## [Task to carry out]
Go through the data below and gather each line containing "name".

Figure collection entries
:::

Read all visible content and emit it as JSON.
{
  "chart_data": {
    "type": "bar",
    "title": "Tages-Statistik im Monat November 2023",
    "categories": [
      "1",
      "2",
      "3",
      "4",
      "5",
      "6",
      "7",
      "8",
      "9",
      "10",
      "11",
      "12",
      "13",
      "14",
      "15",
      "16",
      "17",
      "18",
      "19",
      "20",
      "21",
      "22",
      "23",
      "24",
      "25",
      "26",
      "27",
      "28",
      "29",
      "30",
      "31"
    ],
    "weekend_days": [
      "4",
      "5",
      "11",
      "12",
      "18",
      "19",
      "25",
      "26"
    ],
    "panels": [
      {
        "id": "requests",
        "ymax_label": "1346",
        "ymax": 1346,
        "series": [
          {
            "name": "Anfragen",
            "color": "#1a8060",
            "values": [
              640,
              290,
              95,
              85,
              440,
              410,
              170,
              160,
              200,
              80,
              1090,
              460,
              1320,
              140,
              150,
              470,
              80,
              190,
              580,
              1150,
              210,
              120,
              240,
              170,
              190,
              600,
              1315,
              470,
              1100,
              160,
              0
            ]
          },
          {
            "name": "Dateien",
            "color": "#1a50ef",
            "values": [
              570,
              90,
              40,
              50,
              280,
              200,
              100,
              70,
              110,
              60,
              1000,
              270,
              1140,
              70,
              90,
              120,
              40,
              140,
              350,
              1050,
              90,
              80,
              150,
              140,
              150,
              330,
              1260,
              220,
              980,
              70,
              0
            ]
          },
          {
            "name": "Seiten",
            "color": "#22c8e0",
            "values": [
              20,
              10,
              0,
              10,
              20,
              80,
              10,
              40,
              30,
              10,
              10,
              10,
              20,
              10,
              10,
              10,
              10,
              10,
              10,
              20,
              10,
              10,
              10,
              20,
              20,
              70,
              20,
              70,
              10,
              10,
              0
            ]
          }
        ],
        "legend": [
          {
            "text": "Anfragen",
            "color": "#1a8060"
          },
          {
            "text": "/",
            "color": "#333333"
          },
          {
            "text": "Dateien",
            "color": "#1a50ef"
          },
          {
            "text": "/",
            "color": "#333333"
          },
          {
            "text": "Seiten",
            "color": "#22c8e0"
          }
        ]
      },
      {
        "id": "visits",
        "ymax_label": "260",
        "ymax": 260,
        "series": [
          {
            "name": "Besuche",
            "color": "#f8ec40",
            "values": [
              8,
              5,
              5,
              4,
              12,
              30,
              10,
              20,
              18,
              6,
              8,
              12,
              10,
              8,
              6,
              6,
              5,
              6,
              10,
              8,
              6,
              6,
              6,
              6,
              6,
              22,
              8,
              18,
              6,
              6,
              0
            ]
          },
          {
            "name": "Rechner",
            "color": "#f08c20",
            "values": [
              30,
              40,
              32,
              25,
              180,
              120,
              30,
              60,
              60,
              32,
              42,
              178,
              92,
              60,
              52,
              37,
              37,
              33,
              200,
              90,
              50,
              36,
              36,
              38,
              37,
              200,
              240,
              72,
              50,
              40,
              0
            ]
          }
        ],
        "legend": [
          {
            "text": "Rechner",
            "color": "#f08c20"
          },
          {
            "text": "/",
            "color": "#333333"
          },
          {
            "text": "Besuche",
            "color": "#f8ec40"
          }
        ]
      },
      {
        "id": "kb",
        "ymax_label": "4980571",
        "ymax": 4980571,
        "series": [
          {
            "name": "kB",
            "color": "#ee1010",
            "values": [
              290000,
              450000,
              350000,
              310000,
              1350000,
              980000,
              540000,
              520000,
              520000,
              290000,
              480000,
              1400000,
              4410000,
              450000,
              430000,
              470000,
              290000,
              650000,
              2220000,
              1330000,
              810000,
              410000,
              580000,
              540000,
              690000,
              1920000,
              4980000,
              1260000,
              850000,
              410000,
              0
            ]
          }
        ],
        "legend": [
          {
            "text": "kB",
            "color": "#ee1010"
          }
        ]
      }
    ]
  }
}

:::

## [Expected answer]
            "name": "Anfragen",
            "name": "Dateien",
            "name": "Seiten",
            "name": "Besuche",
            "name": "Rechner",
            "name": "kB",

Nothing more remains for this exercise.